[Collected data entries]

# # # # # # #

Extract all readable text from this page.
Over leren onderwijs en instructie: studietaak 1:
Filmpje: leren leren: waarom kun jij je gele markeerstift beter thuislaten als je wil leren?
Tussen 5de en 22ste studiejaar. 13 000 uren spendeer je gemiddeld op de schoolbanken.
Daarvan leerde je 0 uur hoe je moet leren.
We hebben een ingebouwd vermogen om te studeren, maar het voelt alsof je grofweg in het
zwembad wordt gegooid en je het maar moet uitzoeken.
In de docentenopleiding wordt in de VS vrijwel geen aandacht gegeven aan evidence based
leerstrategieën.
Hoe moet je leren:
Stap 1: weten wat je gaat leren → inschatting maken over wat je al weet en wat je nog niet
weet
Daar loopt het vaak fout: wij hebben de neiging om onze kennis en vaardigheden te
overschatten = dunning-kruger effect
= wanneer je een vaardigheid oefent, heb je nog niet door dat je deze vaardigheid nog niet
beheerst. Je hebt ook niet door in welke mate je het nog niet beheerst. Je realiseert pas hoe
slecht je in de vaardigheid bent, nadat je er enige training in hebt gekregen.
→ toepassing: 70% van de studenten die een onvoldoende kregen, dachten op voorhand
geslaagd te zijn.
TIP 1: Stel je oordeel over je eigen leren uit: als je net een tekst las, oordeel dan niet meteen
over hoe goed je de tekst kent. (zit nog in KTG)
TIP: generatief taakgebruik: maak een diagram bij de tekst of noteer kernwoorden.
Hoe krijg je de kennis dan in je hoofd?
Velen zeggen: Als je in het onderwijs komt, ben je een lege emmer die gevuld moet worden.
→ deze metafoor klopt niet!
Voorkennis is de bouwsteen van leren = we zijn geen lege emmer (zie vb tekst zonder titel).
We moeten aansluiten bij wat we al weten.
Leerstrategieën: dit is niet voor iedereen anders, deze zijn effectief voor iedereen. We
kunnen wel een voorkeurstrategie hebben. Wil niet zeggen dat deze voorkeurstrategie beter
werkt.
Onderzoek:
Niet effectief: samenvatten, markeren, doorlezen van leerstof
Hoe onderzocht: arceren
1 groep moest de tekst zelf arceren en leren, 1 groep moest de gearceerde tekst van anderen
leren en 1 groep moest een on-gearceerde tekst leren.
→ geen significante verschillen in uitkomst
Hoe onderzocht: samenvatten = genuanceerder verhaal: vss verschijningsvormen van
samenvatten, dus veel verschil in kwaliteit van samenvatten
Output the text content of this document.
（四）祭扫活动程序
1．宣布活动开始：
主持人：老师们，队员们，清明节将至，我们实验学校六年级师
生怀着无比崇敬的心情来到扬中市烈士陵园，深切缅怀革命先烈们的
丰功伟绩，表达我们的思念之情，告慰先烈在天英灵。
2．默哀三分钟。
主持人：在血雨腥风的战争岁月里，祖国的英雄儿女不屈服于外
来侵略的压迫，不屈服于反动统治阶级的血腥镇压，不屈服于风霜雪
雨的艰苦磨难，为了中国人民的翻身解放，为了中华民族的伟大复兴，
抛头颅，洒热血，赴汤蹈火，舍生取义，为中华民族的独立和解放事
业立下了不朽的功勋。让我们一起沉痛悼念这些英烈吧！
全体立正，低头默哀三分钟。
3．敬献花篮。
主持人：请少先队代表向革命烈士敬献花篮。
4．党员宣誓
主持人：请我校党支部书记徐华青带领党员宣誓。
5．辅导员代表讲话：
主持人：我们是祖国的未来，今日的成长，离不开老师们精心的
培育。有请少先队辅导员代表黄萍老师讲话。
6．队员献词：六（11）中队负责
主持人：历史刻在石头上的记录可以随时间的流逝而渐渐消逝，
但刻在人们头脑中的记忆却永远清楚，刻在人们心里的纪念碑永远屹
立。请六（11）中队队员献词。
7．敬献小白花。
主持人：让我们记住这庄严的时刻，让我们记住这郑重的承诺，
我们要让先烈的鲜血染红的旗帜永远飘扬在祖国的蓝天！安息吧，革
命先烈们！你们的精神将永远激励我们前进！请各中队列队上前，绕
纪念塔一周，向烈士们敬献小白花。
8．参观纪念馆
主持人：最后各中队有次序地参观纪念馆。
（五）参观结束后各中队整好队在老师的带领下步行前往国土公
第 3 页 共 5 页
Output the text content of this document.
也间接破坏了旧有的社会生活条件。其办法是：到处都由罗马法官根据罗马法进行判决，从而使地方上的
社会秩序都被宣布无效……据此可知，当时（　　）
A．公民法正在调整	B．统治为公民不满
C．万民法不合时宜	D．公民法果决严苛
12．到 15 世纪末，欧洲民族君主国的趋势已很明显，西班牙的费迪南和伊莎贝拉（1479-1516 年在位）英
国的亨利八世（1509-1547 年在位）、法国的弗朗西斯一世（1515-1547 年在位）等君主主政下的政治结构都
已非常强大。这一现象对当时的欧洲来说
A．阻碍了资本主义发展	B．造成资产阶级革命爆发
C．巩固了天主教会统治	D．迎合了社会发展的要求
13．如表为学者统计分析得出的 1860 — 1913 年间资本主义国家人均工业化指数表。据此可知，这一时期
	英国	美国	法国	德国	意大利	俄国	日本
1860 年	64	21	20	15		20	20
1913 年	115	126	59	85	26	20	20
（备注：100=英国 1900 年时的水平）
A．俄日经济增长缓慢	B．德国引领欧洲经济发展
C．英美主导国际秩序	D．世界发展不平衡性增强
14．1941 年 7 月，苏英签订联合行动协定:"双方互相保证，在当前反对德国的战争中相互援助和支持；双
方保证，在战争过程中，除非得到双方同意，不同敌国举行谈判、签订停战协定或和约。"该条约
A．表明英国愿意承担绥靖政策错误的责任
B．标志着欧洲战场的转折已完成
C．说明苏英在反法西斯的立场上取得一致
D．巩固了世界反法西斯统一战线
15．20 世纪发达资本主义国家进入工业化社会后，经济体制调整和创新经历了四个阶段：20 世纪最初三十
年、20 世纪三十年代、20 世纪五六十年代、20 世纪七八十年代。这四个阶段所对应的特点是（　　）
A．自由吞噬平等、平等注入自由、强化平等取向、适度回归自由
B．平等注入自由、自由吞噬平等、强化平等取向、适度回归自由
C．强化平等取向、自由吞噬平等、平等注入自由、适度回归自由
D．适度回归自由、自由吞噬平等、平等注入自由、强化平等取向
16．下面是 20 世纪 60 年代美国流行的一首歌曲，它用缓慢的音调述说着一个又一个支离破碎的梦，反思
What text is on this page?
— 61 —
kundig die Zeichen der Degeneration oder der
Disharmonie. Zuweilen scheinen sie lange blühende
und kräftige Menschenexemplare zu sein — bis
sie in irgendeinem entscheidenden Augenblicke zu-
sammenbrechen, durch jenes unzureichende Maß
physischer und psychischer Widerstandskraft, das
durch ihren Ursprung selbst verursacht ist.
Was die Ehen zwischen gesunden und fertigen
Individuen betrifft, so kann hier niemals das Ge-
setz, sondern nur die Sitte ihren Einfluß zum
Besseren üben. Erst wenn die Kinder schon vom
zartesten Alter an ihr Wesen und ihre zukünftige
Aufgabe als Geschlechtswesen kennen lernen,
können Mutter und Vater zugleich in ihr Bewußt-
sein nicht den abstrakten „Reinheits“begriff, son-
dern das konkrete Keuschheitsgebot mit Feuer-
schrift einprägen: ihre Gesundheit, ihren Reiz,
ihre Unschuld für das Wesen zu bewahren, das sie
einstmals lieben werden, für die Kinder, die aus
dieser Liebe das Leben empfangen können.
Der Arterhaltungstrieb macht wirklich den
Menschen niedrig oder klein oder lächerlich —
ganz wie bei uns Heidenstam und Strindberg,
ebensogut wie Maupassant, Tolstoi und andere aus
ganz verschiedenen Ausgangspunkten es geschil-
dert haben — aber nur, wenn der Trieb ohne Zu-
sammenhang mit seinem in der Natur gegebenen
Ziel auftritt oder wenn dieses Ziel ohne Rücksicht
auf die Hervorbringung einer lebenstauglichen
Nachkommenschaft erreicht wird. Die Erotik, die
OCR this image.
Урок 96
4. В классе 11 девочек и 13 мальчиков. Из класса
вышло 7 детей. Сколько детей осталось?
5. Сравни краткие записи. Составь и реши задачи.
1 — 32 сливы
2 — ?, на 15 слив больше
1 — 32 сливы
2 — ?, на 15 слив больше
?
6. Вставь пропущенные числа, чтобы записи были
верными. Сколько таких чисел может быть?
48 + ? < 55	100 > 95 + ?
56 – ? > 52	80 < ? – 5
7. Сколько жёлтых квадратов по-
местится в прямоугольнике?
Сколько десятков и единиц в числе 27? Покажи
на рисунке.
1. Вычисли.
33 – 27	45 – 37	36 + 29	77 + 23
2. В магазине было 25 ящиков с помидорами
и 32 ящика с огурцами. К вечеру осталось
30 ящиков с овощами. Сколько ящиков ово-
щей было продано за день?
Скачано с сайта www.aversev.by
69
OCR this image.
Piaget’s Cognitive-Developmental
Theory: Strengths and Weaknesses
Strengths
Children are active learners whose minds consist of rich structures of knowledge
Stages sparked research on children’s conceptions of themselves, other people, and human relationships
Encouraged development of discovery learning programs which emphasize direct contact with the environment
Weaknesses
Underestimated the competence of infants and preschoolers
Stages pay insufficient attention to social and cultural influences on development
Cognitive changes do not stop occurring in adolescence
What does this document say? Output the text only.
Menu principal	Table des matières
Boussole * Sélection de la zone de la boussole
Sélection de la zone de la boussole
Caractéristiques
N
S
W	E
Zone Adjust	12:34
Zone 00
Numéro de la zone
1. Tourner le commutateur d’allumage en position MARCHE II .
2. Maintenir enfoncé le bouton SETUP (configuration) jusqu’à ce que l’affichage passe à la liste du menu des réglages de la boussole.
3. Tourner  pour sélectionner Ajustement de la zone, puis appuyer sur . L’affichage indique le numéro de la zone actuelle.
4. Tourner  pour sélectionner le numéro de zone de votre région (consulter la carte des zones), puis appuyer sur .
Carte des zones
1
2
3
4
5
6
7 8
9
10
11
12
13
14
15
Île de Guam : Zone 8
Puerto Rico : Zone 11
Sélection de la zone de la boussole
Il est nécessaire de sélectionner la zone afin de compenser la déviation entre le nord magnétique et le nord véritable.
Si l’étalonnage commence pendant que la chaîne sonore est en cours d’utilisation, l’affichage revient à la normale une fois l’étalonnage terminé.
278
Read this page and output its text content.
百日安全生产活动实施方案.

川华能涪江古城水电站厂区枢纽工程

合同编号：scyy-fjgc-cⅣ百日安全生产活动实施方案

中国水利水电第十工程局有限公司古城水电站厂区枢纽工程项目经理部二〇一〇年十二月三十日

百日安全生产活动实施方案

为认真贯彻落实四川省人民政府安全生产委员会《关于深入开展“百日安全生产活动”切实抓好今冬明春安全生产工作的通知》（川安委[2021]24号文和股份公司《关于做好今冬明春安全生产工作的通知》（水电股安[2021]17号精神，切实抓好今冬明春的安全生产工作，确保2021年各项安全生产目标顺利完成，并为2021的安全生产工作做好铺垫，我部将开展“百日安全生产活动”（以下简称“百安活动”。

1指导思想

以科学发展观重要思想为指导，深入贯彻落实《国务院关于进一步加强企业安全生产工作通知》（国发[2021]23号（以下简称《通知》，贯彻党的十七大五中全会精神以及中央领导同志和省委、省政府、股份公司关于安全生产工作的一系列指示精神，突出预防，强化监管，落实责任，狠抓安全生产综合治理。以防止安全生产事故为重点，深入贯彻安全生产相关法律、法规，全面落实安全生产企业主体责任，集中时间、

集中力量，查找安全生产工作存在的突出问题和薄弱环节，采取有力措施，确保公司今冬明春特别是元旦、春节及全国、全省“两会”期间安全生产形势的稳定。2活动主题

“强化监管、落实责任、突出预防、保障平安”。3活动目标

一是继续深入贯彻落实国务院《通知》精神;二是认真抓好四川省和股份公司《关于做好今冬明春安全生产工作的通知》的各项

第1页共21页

# # # # # # #

- **Set exercise**
From the entries above, select each line containing the string "hebt".

- **Solution**
beheerst. Je hebt ook niet door in welke mate je het nog niet beheerst. Je realiseert pas hoe
slecht je in de vaardigheid bent, nadat je er enige training in hebt gekregen.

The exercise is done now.